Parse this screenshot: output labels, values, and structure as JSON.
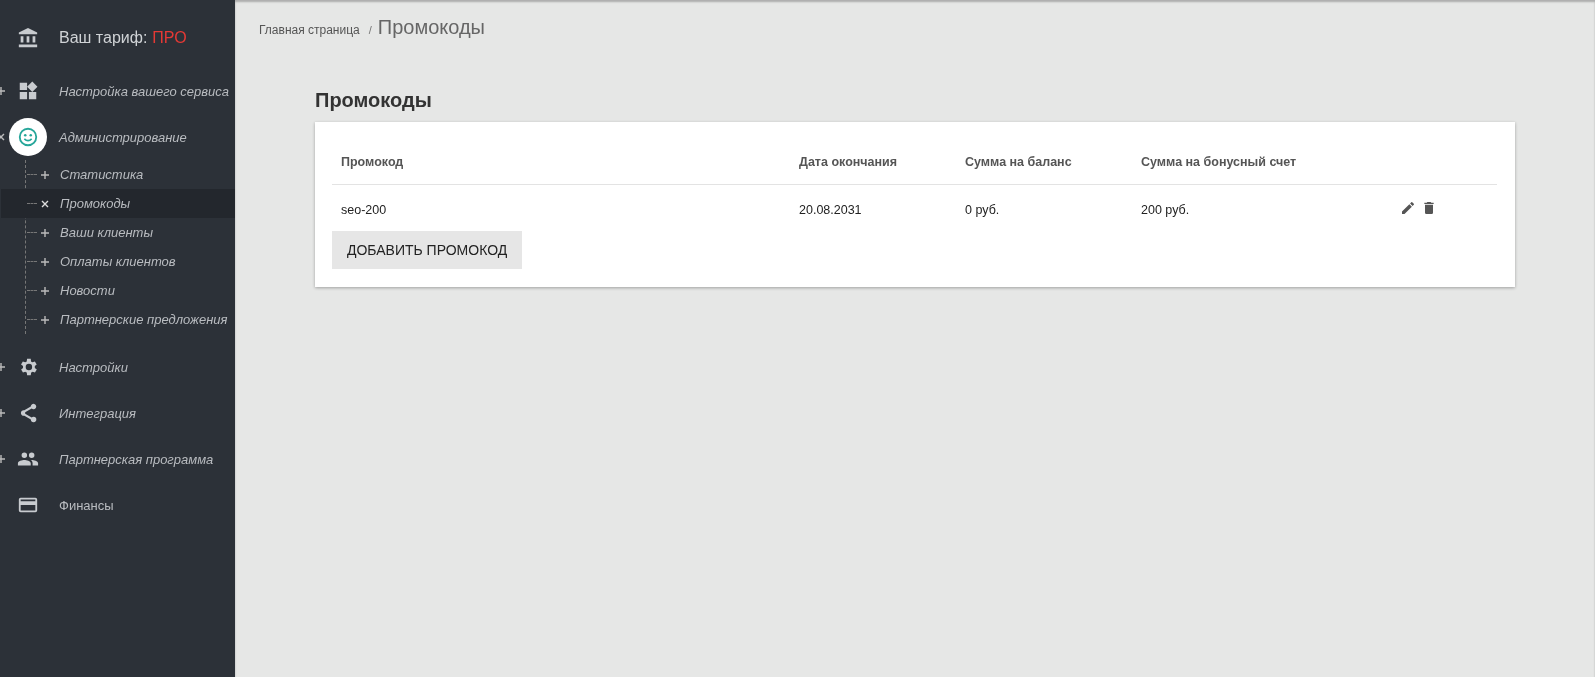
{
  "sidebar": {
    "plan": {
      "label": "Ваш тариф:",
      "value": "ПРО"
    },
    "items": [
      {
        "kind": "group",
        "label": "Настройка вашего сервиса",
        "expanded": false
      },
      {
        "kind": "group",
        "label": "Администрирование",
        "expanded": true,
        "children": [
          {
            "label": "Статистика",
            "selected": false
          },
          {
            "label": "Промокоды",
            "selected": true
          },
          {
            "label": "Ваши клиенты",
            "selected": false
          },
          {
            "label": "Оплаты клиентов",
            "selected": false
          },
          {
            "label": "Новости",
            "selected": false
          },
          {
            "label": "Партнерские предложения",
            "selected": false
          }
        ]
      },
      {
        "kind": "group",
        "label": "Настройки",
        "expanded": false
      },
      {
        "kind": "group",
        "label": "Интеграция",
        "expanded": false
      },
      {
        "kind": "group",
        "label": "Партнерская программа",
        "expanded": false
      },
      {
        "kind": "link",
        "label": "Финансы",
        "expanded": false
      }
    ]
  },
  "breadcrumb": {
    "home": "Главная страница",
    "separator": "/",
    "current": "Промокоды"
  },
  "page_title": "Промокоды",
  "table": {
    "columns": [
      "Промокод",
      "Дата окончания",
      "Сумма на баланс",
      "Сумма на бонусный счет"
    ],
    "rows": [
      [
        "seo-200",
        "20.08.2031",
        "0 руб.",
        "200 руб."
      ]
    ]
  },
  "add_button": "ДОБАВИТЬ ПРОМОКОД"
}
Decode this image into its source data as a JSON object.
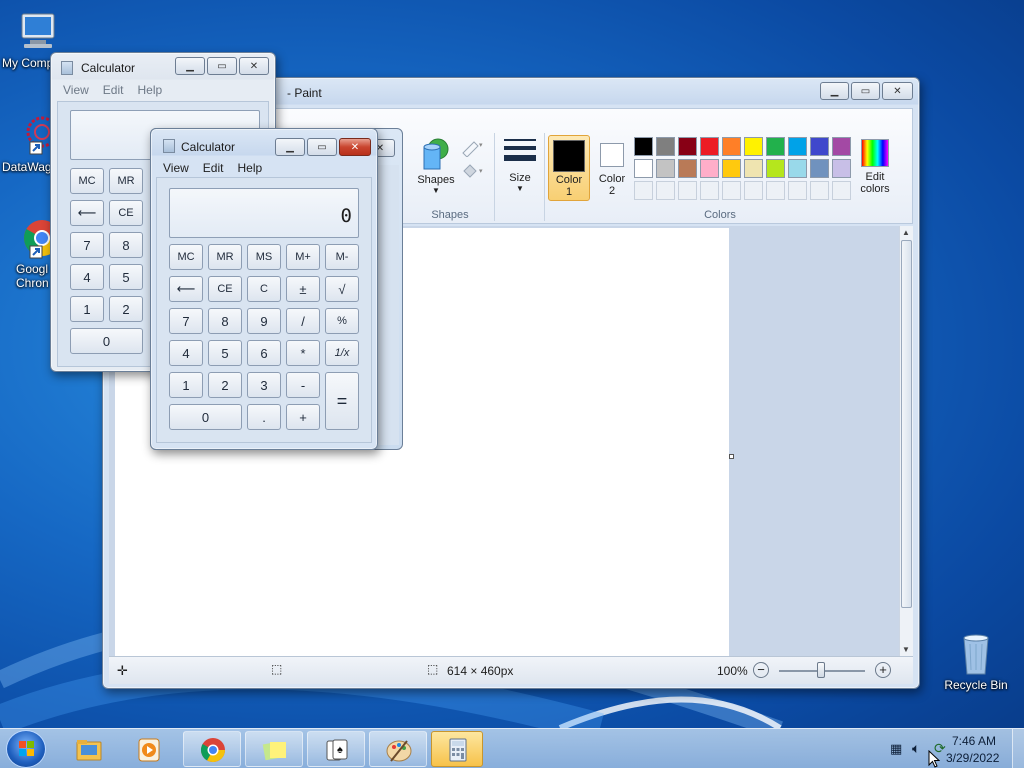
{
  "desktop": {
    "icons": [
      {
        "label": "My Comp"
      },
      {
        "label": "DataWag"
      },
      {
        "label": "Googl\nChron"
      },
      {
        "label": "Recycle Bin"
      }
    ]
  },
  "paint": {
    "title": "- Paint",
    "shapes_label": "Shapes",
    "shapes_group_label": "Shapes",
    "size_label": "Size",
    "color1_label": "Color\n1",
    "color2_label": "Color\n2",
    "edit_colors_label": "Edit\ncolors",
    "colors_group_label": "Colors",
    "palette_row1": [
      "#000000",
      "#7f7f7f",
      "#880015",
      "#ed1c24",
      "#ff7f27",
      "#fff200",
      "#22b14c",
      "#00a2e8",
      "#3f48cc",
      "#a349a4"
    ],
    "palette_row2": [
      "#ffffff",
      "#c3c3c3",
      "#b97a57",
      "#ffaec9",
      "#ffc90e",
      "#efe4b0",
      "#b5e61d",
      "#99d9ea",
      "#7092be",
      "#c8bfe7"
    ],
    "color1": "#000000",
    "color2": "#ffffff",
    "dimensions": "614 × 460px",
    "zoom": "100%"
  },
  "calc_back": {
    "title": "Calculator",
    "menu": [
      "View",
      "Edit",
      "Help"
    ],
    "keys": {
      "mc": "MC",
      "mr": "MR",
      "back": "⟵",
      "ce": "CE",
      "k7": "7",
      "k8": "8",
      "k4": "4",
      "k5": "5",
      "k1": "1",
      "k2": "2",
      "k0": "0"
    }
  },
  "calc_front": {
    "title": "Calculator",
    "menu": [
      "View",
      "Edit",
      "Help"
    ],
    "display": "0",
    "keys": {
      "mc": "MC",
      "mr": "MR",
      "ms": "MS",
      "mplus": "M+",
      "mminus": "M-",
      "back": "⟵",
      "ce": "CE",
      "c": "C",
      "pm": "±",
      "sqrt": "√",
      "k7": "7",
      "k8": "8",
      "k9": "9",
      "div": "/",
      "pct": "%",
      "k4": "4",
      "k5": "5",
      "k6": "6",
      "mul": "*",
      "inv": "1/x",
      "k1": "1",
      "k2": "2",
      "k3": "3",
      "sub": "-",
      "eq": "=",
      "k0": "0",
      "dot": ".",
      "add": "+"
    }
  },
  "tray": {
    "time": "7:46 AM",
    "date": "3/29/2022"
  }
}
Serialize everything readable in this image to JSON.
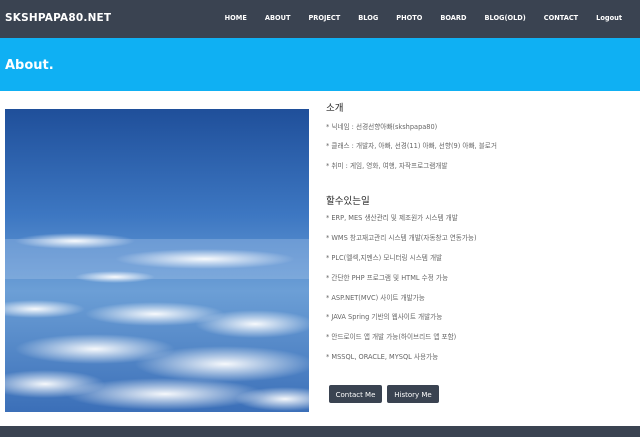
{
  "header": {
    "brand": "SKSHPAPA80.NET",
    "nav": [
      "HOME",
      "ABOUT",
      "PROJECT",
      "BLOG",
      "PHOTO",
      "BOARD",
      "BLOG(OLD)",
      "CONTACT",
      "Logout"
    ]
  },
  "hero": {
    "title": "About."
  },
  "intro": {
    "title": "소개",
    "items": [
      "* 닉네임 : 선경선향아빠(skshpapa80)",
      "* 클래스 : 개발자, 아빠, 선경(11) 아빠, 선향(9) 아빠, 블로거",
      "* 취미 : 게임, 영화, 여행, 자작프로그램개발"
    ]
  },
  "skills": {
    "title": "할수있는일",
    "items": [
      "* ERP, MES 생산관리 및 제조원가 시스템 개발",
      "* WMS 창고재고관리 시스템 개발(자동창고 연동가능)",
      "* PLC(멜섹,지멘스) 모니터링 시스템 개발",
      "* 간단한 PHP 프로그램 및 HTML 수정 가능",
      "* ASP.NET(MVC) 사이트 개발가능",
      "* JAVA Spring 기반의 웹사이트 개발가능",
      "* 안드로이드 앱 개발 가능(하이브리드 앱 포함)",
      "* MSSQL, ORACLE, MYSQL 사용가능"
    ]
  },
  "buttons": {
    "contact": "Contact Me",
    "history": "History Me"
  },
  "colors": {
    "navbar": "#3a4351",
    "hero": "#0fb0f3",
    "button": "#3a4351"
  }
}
========================================================================
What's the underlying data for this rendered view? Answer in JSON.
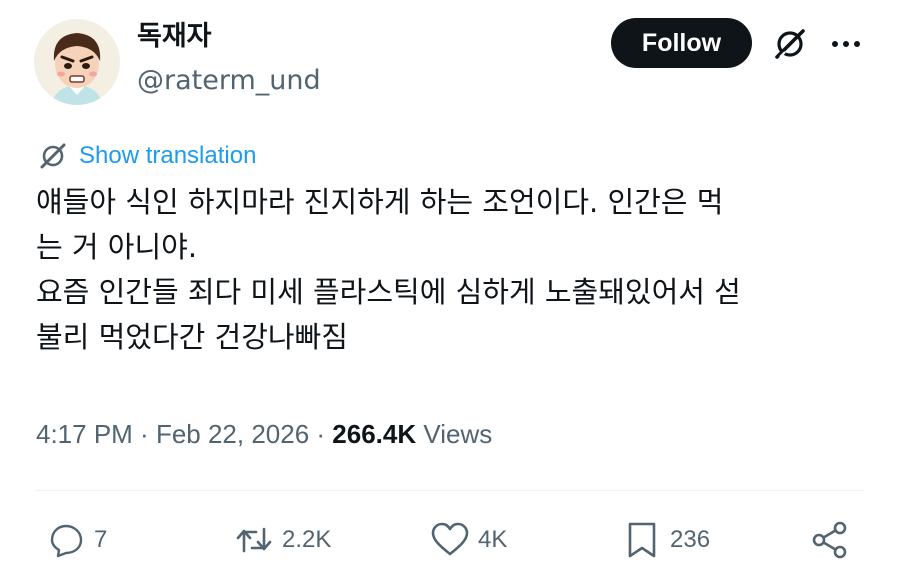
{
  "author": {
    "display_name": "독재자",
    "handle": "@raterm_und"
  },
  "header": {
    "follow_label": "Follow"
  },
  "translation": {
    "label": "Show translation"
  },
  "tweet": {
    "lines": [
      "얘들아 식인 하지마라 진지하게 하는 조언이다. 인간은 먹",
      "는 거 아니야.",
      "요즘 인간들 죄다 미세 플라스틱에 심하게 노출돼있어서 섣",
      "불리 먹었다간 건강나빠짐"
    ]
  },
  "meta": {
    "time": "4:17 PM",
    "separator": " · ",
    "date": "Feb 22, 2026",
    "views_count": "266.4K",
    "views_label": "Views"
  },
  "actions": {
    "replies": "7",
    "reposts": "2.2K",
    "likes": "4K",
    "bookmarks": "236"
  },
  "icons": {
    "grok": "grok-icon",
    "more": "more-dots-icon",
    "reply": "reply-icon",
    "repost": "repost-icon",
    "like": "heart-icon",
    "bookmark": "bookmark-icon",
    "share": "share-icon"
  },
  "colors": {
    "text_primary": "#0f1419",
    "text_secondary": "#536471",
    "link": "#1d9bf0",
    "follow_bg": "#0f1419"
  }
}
========================================================================
- Job: Check each line of the data above for the string "this" and report only how many lines have it.

- Finished task: 4